## Stored data entries
━━━━━━━━━━━━━━━━━━━━
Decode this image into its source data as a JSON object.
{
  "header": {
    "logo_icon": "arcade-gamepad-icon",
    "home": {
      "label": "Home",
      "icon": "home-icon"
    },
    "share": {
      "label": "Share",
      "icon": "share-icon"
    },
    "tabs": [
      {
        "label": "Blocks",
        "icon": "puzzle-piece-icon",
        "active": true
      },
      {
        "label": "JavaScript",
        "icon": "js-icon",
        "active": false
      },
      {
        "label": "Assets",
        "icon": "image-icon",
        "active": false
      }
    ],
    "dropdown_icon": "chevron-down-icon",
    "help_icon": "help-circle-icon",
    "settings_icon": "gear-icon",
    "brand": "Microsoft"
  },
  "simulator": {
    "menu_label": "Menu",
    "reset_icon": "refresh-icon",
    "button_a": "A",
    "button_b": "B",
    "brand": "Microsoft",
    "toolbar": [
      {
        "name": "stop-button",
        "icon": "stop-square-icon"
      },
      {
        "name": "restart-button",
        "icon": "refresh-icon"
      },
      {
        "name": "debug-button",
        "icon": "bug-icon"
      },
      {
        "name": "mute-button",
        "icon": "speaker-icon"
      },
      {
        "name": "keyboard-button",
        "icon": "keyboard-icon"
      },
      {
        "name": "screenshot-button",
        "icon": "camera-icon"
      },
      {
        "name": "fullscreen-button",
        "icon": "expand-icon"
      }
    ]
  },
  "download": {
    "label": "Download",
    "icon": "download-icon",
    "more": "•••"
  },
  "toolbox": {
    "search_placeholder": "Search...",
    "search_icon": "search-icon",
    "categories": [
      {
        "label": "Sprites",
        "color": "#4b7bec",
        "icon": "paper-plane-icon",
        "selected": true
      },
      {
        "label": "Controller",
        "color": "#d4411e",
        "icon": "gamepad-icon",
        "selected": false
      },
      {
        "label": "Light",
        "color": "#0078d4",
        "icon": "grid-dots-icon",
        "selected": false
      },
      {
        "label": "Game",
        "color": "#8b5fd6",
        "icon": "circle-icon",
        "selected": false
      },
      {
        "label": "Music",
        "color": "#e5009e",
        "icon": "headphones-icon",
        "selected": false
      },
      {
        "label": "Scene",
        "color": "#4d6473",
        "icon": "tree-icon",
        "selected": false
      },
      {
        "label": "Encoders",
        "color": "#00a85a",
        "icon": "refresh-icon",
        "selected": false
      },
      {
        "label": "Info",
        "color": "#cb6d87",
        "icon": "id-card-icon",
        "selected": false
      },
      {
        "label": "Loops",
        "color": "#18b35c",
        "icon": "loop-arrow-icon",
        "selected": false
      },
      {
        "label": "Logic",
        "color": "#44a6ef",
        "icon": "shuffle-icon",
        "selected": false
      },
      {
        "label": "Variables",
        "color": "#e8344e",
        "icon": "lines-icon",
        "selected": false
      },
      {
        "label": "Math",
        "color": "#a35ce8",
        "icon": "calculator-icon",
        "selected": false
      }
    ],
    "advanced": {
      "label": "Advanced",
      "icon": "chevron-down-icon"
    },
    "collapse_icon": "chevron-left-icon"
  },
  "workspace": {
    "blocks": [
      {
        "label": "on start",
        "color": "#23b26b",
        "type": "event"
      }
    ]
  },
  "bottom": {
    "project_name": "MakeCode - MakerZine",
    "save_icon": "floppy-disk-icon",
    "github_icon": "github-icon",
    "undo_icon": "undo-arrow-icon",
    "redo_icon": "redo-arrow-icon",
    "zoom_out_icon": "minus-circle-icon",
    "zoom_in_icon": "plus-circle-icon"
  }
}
━━━━━━━━━━━━━━━━━━━━
## Required task
Print the entries exactly. Include every one.

## Output of the task
Decode this image into its source data as a JSON object.
{
  "header": {
    "logo_icon": "arcade-gamepad-icon",
    "home": {
      "label": "Home",
      "icon": "home-icon"
    },
    "share": {
      "label": "Share",
      "icon": "share-icon"
    },
    "tabs": [
      {
        "label": "Blocks",
        "icon": "puzzle-piece-icon",
        "active": true
      },
      {
        "label": "JavaScript",
        "icon": "js-icon",
        "active": false
      },
      {
        "label": "Assets",
        "icon": "image-icon",
        "active": false
      }
    ],
    "dropdown_icon": "chevron-down-icon",
    "help_icon": "help-circle-icon",
    "settings_icon": "gear-icon",
    "brand": "Microsoft"
  },
  "simulator": {
    "menu_label": "Menu",
    "reset_icon": "refresh-icon",
    "button_a": "A",
    "button_b": "B",
    "brand": "Microsoft",
    "toolbar": [
      {
        "name": "stop-button",
        "icon": "stop-square-icon"
      },
      {
        "name": "restart-button",
        "icon": "refresh-icon"
      },
      {
        "name": "debug-button",
        "icon": "bug-icon"
      },
      {
        "name": "mute-button",
        "icon": "speaker-icon"
      },
      {
        "name": "keyboard-button",
        "icon": "keyboard-icon"
      },
      {
        "name": "screenshot-button",
        "icon": "camera-icon"
      },
      {
        "name": "fullscreen-button",
        "icon": "expand-icon"
      }
    ]
  },
  "download": {
    "label": "Download",
    "icon": "download-icon",
    "more": "•••"
  },
  "toolbox": {
    "search_placeholder": "Search...",
    "search_icon": "search-icon",
    "categories": [
      {
        "label": "Sprites",
        "color": "#4b7bec",
        "icon": "paper-plane-icon",
        "selected": true
      },
      {
        "label": "Controller",
        "color": "#d4411e",
        "icon": "gamepad-icon",
        "selected": false
      },
      {
        "label": "Light",
        "color": "#0078d4",
        "icon": "grid-dots-icon",
        "selected": false
      },
      {
        "label": "Game",
        "color": "#8b5fd6",
        "icon": "circle-icon",
        "selected": false
      },
      {
        "label": "Music",
        "color": "#e5009e",
        "icon": "headphones-icon",
        "selected": false
      },
      {
        "label": "Scene",
        "color": "#4d6473",
        "icon": "tree-icon",
        "selected": false
      },
      {
        "label": "Encoders",
        "color": "#00a85a",
        "icon": "refresh-icon",
        "selected": false
      },
      {
        "label": "Info",
        "color": "#cb6d87",
        "icon": "id-card-icon",
        "selected": false
      },
      {
        "label": "Loops",
        "color": "#18b35c",
        "icon": "loop-arrow-icon",
        "selected": false
      },
      {
        "label": "Logic",
        "color": "#44a6ef",
        "icon": "shuffle-icon",
        "selected": false
      },
      {
        "label": "Variables",
        "color": "#e8344e",
        "icon": "lines-icon",
        "selected": false
      },
      {
        "label": "Math",
        "color": "#a35ce8",
        "icon": "calculator-icon",
        "selected": false
      }
    ],
    "advanced": {
      "label": "Advanced",
      "icon": "chevron-down-icon"
    },
    "collapse_icon": "chevron-left-icon"
  },
  "workspace": {
    "blocks": [
      {
        "label": "on start",
        "color": "#23b26b",
        "type": "event"
      }
    ]
  },
  "bottom": {
    "project_name": "MakeCode - MakerZine",
    "save_icon": "floppy-disk-icon",
    "github_icon": "github-icon",
    "undo_icon": "undo-arrow-icon",
    "redo_icon": "redo-arrow-icon",
    "zoom_out_icon": "minus-circle-icon",
    "zoom_in_icon": "plus-circle-icon"
  }
}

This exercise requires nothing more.